━━ Provided records ━━
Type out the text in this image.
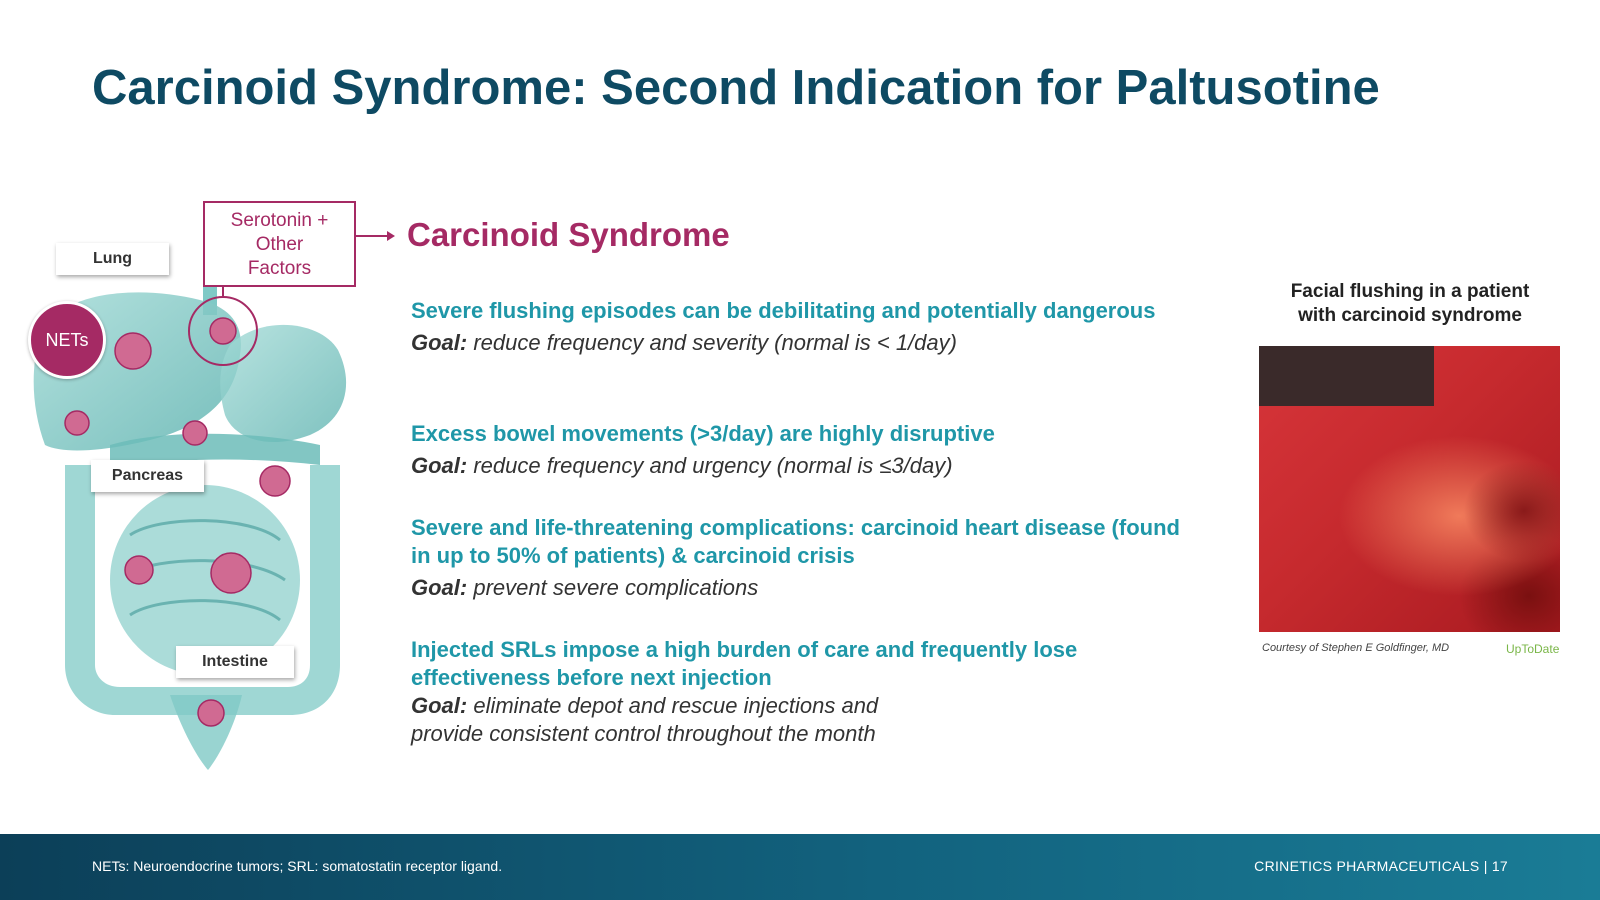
Carcinoid Syndrome: Second Indication for Paltusotine
Lung
Pancreas
Intestine
NETs
Serotonin +
Other
Factors
Carcinoid Syndrome

Severe flushing episodes can be debilitating and potentially dangerous

Goal: reduce frequency and severity (normal is < 1/day)

Excess bowel movements (>3/day) are highly disruptive

Goal: reduce frequency and urgency (normal is ≤3/day)

Severe and life-threatening complications: carcinoid heart disease (found in up to 50% of patients) & carcinoid crisis

Goal: prevent severe complications

Injected SRLs impose a high burden of care and frequently lose effectiveness before next injection

Goal: eliminate depot and rescue injections and
provide consistent control throughout the month

Facial flushing in a patient
with carcinoid syndrome

Courtesy of Stephen E Goldfinger, MD	UpToDate

NETs: Neuroendocrine tumors; SRL: somatostatin receptor ligand.	CRINETICS PHARMACEUTICALS | 17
━━━
Check every line of the records above for the string "normal". Copy those that hold it.

Goal: reduce frequency and severity (normal is < 1/day)
Goal: reduce frequency and urgency (normal is ≤3/day)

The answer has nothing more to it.